*YOUR TASK*
Each line containing the word "icon" needs to be copied.
★ ★ ★
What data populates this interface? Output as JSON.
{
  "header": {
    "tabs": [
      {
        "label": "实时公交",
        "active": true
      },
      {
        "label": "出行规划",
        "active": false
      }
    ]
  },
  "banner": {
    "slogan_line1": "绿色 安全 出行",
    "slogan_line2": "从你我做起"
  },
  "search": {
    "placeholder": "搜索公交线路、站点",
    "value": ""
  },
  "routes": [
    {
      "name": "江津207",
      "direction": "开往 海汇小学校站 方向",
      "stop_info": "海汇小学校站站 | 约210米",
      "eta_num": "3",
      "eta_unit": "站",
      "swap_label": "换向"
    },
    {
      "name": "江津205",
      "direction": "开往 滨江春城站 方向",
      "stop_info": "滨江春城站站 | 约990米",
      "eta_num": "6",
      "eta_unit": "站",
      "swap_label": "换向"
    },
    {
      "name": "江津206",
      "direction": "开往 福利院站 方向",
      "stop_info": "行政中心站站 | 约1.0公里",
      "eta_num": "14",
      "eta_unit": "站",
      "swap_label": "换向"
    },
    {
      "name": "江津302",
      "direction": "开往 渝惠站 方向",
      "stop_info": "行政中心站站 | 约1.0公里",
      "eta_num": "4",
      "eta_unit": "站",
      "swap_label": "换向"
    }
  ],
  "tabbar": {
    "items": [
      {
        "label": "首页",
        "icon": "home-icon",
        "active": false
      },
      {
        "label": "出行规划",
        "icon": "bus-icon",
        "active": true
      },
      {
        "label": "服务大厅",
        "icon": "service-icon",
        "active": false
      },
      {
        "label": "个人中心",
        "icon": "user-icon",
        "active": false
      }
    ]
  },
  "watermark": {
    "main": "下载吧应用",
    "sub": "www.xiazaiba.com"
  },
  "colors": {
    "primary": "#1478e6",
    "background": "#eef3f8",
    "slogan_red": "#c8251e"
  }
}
★ ★ ★
*EXERCISE RESPONSE*
        "icon": "home-icon",
        "icon": "bus-icon",
        "icon": "service-icon",
        "icon": "user-icon",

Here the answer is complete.